Transcribe all of the material exactly. Any picture in it should be left out.
········
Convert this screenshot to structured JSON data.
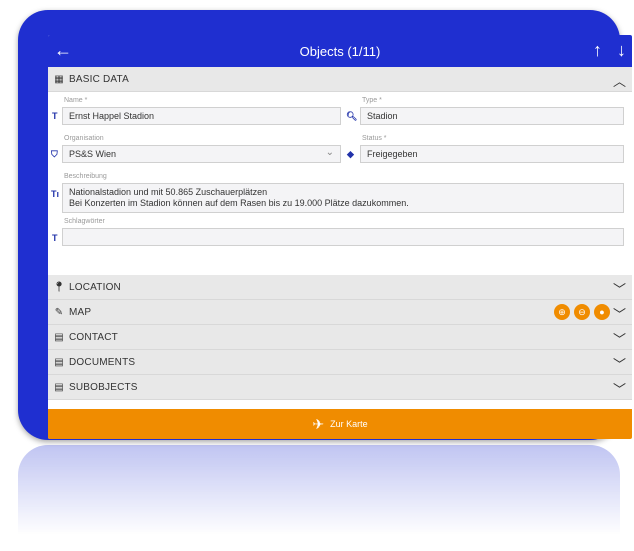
{
  "titlebar": {
    "title": "Objects (1/11)",
    "back_icon": "arrow-left-icon",
    "up_icon": "arrow-up-icon",
    "down_icon": "arrow-down-icon"
  },
  "sections": {
    "basic": {
      "label": "BASIC DATA",
      "icon": "table-icon"
    },
    "location": {
      "label": "LOCATION",
      "icon": "pin-icon"
    },
    "map": {
      "label": "MAP",
      "icon": "pen-icon"
    },
    "contact": {
      "label": "CONTACT",
      "icon": "list-icon"
    },
    "documents": {
      "label": "DOCUMENTS",
      "icon": "list-icon"
    },
    "subobjects": {
      "label": "SUBOBJECTS",
      "icon": "list-icon"
    }
  },
  "form": {
    "name_label": "Name *",
    "name_value": "Ernst Happel Stadion",
    "type_label": "Type *",
    "type_value": "Stadion",
    "org_label": "Organisation",
    "org_value": "PS&S Wien",
    "status_label": "Status *",
    "status_value": "Freigegeben",
    "desc_label": "Beschreibung",
    "desc_line1": "Nationalstadion und mit 50.865 Zuschauerplätzen",
    "desc_line2": "Bei Konzerten im Stadion können auf dem Rasen bis zu 19.000 Plätze dazukommen.",
    "keywords_label": "Schlagwörter",
    "keywords_value": ""
  },
  "map_buttons": [
    "zoom-in-icon",
    "zoom-out-icon",
    "locate-icon"
  ],
  "bottombar": {
    "label": "Zur Karte",
    "icon": "map-icon"
  },
  "colors": {
    "primary": "#1f2fd0",
    "accent": "#f08c00",
    "section": "#e8e8e8"
  }
}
········
### Full output
Convert this screenshot to structured JSON data.
{
  "titlebar": {
    "title": "Objects (1/11)",
    "back_icon": "arrow-left-icon",
    "up_icon": "arrow-up-icon",
    "down_icon": "arrow-down-icon"
  },
  "sections": {
    "basic": {
      "label": "BASIC DATA",
      "icon": "table-icon"
    },
    "location": {
      "label": "LOCATION",
      "icon": "pin-icon"
    },
    "map": {
      "label": "MAP",
      "icon": "pen-icon"
    },
    "contact": {
      "label": "CONTACT",
      "icon": "list-icon"
    },
    "documents": {
      "label": "DOCUMENTS",
      "icon": "list-icon"
    },
    "subobjects": {
      "label": "SUBOBJECTS",
      "icon": "list-icon"
    }
  },
  "form": {
    "name_label": "Name *",
    "name_value": "Ernst Happel Stadion",
    "type_label": "Type *",
    "type_value": "Stadion",
    "org_label": "Organisation",
    "org_value": "PS&S Wien",
    "status_label": "Status *",
    "status_value": "Freigegeben",
    "desc_label": "Beschreibung",
    "desc_line1": "Nationalstadion und mit 50.865 Zuschauerplätzen",
    "desc_line2": "Bei Konzerten im Stadion können auf dem Rasen bis zu 19.000 Plätze dazukommen.",
    "keywords_label": "Schlagwörter",
    "keywords_value": ""
  },
  "map_buttons": [
    "zoom-in-icon",
    "zoom-out-icon",
    "locate-icon"
  ],
  "bottombar": {
    "label": "Zur Karte",
    "icon": "map-icon"
  },
  "colors": {
    "primary": "#1f2fd0",
    "accent": "#f08c00",
    "section": "#e8e8e8"
  }
}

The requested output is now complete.